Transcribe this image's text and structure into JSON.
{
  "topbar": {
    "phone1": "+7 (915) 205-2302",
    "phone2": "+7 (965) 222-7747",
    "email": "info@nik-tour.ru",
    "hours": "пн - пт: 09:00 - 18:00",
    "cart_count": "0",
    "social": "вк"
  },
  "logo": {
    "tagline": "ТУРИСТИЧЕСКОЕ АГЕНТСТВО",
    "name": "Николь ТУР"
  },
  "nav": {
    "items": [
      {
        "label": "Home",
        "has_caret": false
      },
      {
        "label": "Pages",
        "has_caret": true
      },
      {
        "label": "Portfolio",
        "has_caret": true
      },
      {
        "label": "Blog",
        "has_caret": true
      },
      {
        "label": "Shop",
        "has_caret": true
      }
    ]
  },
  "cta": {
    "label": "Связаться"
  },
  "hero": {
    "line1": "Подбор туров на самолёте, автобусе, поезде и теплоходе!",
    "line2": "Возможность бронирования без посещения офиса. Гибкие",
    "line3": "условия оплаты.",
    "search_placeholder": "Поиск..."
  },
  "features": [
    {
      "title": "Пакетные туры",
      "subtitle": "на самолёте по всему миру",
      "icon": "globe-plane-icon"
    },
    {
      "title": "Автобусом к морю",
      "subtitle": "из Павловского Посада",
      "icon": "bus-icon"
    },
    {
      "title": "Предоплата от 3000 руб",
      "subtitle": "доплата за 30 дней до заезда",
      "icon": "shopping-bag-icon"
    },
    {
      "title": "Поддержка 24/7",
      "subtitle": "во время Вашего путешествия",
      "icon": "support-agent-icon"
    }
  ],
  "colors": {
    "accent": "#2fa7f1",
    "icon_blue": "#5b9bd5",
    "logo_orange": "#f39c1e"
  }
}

> _TASK DETAILS_: Output the records verbatim, from the first line to the last.

> _EXERCISE RESULT_:
Transcribe this image's text and structure into JSON.
{
  "topbar": {
    "phone1": "+7 (915) 205-2302",
    "phone2": "+7 (965) 222-7747",
    "email": "info@nik-tour.ru",
    "hours": "пн - пт: 09:00 - 18:00",
    "cart_count": "0",
    "social": "вк"
  },
  "logo": {
    "tagline": "ТУРИСТИЧЕСКОЕ АГЕНТСТВО",
    "name": "Николь ТУР"
  },
  "nav": {
    "items": [
      {
        "label": "Home",
        "has_caret": false
      },
      {
        "label": "Pages",
        "has_caret": true
      },
      {
        "label": "Portfolio",
        "has_caret": true
      },
      {
        "label": "Blog",
        "has_caret": true
      },
      {
        "label": "Shop",
        "has_caret": true
      }
    ]
  },
  "cta": {
    "label": "Связаться"
  },
  "hero": {
    "line1": "Подбор туров на самолёте, автобусе, поезде и теплоходе!",
    "line2": "Возможность бронирования без посещения офиса. Гибкие",
    "line3": "условия оплаты.",
    "search_placeholder": "Поиск..."
  },
  "features": [
    {
      "title": "Пакетные туры",
      "subtitle": "на самолёте по всему миру",
      "icon": "globe-plane-icon"
    },
    {
      "title": "Автобусом к морю",
      "subtitle": "из Павловского Посада",
      "icon": "bus-icon"
    },
    {
      "title": "Предоплата от 3000 руб",
      "subtitle": "доплата за 30 дней до заезда",
      "icon": "shopping-bag-icon"
    },
    {
      "title": "Поддержка 24/7",
      "subtitle": "во время Вашего путешествия",
      "icon": "support-agent-icon"
    }
  ],
  "colors": {
    "accent": "#2fa7f1",
    "icon_blue": "#5b9bd5",
    "logo_orange": "#f39c1e"
  }
}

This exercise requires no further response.